Reproduce every record below exactly as it appears.
#### Recorded information
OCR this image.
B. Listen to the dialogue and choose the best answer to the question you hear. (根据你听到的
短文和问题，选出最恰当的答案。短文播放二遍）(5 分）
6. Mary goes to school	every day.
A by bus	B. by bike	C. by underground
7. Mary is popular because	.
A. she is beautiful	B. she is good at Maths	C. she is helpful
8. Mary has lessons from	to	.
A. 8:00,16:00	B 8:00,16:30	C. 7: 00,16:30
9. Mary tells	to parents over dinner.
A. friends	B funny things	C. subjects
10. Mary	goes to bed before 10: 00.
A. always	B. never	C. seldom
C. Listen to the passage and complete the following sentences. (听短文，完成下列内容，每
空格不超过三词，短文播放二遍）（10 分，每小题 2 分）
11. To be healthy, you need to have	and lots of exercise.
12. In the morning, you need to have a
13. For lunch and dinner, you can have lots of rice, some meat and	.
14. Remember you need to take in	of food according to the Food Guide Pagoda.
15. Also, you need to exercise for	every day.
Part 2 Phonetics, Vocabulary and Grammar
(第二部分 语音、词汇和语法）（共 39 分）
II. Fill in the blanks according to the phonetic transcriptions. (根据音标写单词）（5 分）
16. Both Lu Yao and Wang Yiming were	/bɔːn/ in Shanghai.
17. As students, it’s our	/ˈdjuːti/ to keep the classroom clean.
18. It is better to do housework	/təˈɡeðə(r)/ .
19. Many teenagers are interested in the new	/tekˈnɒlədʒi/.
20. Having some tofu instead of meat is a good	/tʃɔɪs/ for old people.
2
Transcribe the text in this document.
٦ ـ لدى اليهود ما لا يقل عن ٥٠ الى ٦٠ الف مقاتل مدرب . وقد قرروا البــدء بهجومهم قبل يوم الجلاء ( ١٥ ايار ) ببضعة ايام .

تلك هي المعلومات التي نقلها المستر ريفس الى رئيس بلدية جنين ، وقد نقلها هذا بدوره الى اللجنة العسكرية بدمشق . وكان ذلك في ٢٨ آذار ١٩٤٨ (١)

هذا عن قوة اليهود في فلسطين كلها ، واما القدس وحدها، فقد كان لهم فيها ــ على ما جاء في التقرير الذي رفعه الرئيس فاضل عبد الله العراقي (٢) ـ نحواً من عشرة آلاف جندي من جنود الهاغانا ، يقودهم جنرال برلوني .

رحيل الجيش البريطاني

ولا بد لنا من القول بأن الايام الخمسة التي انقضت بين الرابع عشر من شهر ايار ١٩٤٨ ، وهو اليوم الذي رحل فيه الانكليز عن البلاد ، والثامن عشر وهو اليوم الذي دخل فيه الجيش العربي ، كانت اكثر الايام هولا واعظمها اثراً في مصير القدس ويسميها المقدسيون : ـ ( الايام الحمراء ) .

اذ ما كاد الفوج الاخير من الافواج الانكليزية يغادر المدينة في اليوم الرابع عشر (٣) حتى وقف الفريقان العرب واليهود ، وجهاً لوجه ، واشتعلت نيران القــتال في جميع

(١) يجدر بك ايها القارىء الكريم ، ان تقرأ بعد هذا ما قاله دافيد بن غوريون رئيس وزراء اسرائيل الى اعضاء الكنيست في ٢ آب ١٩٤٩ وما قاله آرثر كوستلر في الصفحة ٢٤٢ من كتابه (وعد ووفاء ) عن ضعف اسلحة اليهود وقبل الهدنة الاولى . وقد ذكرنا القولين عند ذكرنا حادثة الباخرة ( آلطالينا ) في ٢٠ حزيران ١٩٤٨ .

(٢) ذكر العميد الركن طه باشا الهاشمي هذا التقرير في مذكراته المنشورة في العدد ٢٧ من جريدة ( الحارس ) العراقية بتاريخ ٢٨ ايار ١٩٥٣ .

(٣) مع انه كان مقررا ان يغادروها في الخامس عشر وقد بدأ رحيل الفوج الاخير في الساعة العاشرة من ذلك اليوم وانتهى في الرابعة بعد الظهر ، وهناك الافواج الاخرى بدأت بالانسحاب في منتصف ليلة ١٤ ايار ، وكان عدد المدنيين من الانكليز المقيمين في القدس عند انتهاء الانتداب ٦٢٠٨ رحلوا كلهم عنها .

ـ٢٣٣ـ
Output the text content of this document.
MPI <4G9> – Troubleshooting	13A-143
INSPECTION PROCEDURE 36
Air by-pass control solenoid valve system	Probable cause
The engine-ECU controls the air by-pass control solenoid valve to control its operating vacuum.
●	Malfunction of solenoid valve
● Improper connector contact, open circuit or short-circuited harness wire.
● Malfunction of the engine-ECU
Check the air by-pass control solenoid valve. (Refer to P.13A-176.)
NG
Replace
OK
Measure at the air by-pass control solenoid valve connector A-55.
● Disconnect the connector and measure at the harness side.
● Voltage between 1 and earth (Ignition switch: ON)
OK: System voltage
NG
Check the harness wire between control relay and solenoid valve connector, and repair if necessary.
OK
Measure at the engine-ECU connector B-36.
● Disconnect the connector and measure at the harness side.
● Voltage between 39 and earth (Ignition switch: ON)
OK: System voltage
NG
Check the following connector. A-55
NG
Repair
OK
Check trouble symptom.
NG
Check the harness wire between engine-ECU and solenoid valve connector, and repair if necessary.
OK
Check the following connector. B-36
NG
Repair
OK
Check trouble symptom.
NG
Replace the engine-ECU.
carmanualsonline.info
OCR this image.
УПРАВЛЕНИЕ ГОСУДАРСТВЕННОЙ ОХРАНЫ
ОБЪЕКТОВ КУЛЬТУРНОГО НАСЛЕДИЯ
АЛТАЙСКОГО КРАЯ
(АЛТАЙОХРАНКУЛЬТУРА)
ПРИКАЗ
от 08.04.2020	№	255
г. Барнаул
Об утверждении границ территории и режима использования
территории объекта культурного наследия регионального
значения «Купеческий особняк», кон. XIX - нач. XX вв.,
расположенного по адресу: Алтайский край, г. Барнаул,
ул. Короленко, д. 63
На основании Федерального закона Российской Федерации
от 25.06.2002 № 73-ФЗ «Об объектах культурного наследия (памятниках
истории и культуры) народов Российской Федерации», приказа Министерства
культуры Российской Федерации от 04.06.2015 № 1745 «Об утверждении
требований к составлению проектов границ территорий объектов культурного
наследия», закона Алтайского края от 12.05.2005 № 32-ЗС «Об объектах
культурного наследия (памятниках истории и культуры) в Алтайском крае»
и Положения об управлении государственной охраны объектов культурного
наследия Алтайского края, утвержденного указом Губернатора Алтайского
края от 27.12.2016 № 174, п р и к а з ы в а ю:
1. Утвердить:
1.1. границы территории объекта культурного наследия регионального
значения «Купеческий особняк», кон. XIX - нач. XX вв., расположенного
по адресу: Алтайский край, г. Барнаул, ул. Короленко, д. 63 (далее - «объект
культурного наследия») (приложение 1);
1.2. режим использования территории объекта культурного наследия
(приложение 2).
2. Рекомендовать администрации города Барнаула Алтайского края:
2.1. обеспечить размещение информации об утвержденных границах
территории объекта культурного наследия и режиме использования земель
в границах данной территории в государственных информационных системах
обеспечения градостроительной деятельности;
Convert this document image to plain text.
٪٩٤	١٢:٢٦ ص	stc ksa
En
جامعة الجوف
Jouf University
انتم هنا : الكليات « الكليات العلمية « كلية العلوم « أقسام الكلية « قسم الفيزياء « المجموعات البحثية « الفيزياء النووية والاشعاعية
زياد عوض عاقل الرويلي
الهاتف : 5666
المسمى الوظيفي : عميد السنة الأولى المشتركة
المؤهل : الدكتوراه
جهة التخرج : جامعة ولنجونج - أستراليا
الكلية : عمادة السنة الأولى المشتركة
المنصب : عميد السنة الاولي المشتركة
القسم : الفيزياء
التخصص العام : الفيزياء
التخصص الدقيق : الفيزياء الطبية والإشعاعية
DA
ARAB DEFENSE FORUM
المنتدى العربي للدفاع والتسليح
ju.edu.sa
########
Task result:
OCR this image.
B. Listen to the dialogue and choose the best answer to the question you hear. (根据你听到的
短文和问题，选出最恰当的答案。短文播放二遍）(5 分）
6. Mary goes to school	every day.
A by bus	B. by bike	C. by underground
7. Mary is popular because	.
A. she is beautiful	B. she is good at Maths	C. she is helpful
8. Mary has lessons from	to	.
A. 8:00,16:00	B 8:00,16:30	C. 7: 00,16:30
9. Mary tells	to parents over dinner.
A. friends	B funny things	C. subjects
10. Mary	goes to bed before 10: 00.
A. always	B. never	C. seldom
C. Listen to the passage and complete the following sentences. (听短文，完成下列内容，每
空格不超过三词，短文播放二遍）（10 分，每小题 2 分）
11. To be healthy, you need to have	and lots of exercise.
12. In the morning, you need to have a
13. For lunch and dinner, you can have lots of rice, some meat and	.
14. Remember you need to take in	of food according to the Food Guide Pagoda.
15. Also, you need to exercise for	every day.
Part 2 Phonetics, Vocabulary and Grammar
(第二部分 语音、词汇和语法）（共 39 分）
II. Fill in the blanks according to the phonetic transcriptions. (根据音标写单词）（5 分）
16. Both Lu Yao and Wang Yiming were	/bɔːn/ in Shanghai.
17. As students, it’s our	/ˈdjuːti/ to keep the classroom clean.
18. It is better to do housework	/təˈɡeðə(r)/ .
19. Many teenagers are interested in the new	/tekˈnɒlədʒi/.
20. Having some tofu instead of meat is a good	/tʃɔɪs/ for old people.
2
Transcribe the text in this document.
٦ ـ لدى اليهود ما لا يقل عن ٥٠ الى ٦٠ الف مقاتل مدرب . وقد قرروا البــدء بهجومهم قبل يوم الجلاء ( ١٥ ايار ) ببضعة ايام .

تلك هي المعلومات التي نقلها المستر ريفس الى رئيس بلدية جنين ، وقد نقلها هذا بدوره الى اللجنة العسكرية بدمشق . وكان ذلك في ٢٨ آذار ١٩٤٨ (١)

هذا عن قوة اليهود في فلسطين كلها ، واما القدس وحدها، فقد كان لهم فيها ــ على ما جاء في التقرير الذي رفعه الرئيس فاضل عبد الله العراقي (٢) ـ نحواً من عشرة آلاف جندي من جنود الهاغانا ، يقودهم جنرال برلوني .

رحيل الجيش البريطاني

ولا بد لنا من القول بأن الايام الخمسة التي انقضت بين الرابع عشر من شهر ايار ١٩٤٨ ، وهو اليوم الذي رحل فيه الانكليز عن البلاد ، والثامن عشر وهو اليوم الذي دخل فيه الجيش العربي ، كانت اكثر الايام هولا واعظمها اثراً في مصير القدس ويسميها المقدسيون : ـ ( الايام الحمراء ) .

اذ ما كاد الفوج الاخير من الافواج الانكليزية يغادر المدينة في اليوم الرابع عشر (٣) حتى وقف الفريقان العرب واليهود ، وجهاً لوجه ، واشتعلت نيران القــتال في جميع

(١) يجدر بك ايها القارىء الكريم ، ان تقرأ بعد هذا ما قاله دافيد بن غوريون رئيس وزراء اسرائيل الى اعضاء الكنيست في ٢ آب ١٩٤٩ وما قاله آرثر كوستلر في الصفحة ٢٤٢ من كتابه (وعد ووفاء ) عن ضعف اسلحة اليهود وقبل الهدنة الاولى . وقد ذكرنا القولين عند ذكرنا حادثة الباخرة ( آلطالينا ) في ٢٠ حزيران ١٩٤٨ .

(٢) ذكر العميد الركن طه باشا الهاشمي هذا التقرير في مذكراته المنشورة في العدد ٢٧ من جريدة ( الحارس ) العراقية بتاريخ ٢٨ ايار ١٩٥٣ .

(٣) مع انه كان مقررا ان يغادروها في الخامس عشر وقد بدأ رحيل الفوج الاخير في الساعة العاشرة من ذلك اليوم وانتهى في الرابعة بعد الظهر ، وهناك الافواج الاخرى بدأت بالانسحاب في منتصف ليلة ١٤ ايار ، وكان عدد المدنيين من الانكليز المقيمين في القدس عند انتهاء الانتداب ٦٢٠٨ رحلوا كلهم عنها .

ـ٢٣٣ـ
Output the text content of this document.
MPI <4G9> – Troubleshooting	13A-143
INSPECTION PROCEDURE 36
Air by-pass control solenoid valve system	Probable cause
The engine-ECU controls the air by-pass control solenoid valve to control its operating vacuum.
●	Malfunction of solenoid valve
● Improper connector contact, open circuit or short-circuited harness wire.
● Malfunction of the engine-ECU
Check the air by-pass control solenoid valve. (Refer to P.13A-176.)
NG
Replace
OK
Measure at the air by-pass control solenoid valve connector A-55.
● Disconnect the connector and measure at the harness side.
● Voltage between 1 and earth (Ignition switch: ON)
OK: System voltage
NG
Check the harness wire between control relay and solenoid valve connector, and repair if necessary.
OK
Measure at the engine-ECU connector B-36.
● Disconnect the connector and measure at the harness side.
● Voltage between 39 and earth (Ignition switch: ON)
OK: System voltage
NG
Check the following connector. A-55
NG
Repair
OK
Check trouble symptom.
NG
Check the harness wire between engine-ECU and solenoid valve connector, and repair if necessary.
OK
Check the following connector. B-36
NG
Repair
OK
Check trouble symptom.
NG
Replace the engine-ECU.
carmanualsonline.info
OCR this image.
УПРАВЛЕНИЕ ГОСУДАРСТВЕННОЙ ОХРАНЫ
ОБЪЕКТОВ КУЛЬТУРНОГО НАСЛЕДИЯ
АЛТАЙСКОГО КРАЯ
(АЛТАЙОХРАНКУЛЬТУРА)
ПРИКАЗ
от 08.04.2020	№	255
г. Барнаул
Об утверждении границ территории и режима использования
территории объекта культурного наследия регионального
значения «Купеческий особняк», кон. XIX - нач. XX вв.,
расположенного по адресу: Алтайский край, г. Барнаул,
ул. Короленко, д. 63
На основании Федерального закона Российской Федерации
от 25.06.2002 № 73-ФЗ «Об объектах культурного наследия (памятниках
истории и культуры) народов Российской Федерации», приказа Министерства
культуры Российской Федерации от 04.06.2015 № 1745 «Об утверждении
требований к составлению проектов границ территорий объектов культурного
наследия», закона Алтайского края от 12.05.2005 № 32-ЗС «Об объектах
культурного наследия (памятниках истории и культуры) в Алтайском крае»
и Положения об управлении государственной охраны объектов культурного
наследия Алтайского края, утвержденного указом Губернатора Алтайского
края от 27.12.2016 № 174, п р и к а з ы в а ю:
1. Утвердить:
1.1. границы территории объекта культурного наследия регионального
значения «Купеческий особняк», кон. XIX - нач. XX вв., расположенного
по адресу: Алтайский край, г. Барнаул, ул. Короленко, д. 63 (далее - «объект
культурного наследия») (приложение 1);
1.2. режим использования территории объекта культурного наследия
(приложение 2).
2. Рекомендовать администрации города Барнаула Алтайского края:
2.1. обеспечить размещение информации об утвержденных границах
территории объекта культурного наследия и режиме использования земель
в границах данной территории в государственных информационных системах
обеспечения градостроительной деятельности;
Convert this document image to plain text.
٪٩٤	١٢:٢٦ ص	stc ksa
En
جامعة الجوف
Jouf University
انتم هنا : الكليات « الكليات العلمية « كلية العلوم « أقسام الكلية « قسم الفيزياء « المجموعات البحثية « الفيزياء النووية والاشعاعية
زياد عوض عاقل الرويلي
الهاتف : 5666
المسمى الوظيفي : عميد السنة الأولى المشتركة
المؤهل : الدكتوراه
جهة التخرج : جامعة ولنجونج - أستراليا
الكلية : عمادة السنة الأولى المشتركة
المنصب : عميد السنة الاولي المشتركة
القسم : الفيزياء
التخصص العام : الفيزياء
التخصص الدقيق : الفيزياء الطبية والإشعاعية
DA
ARAB DEFENSE FORUM
المنتدى العربي للدفاع والتسليح
ju.edu.sa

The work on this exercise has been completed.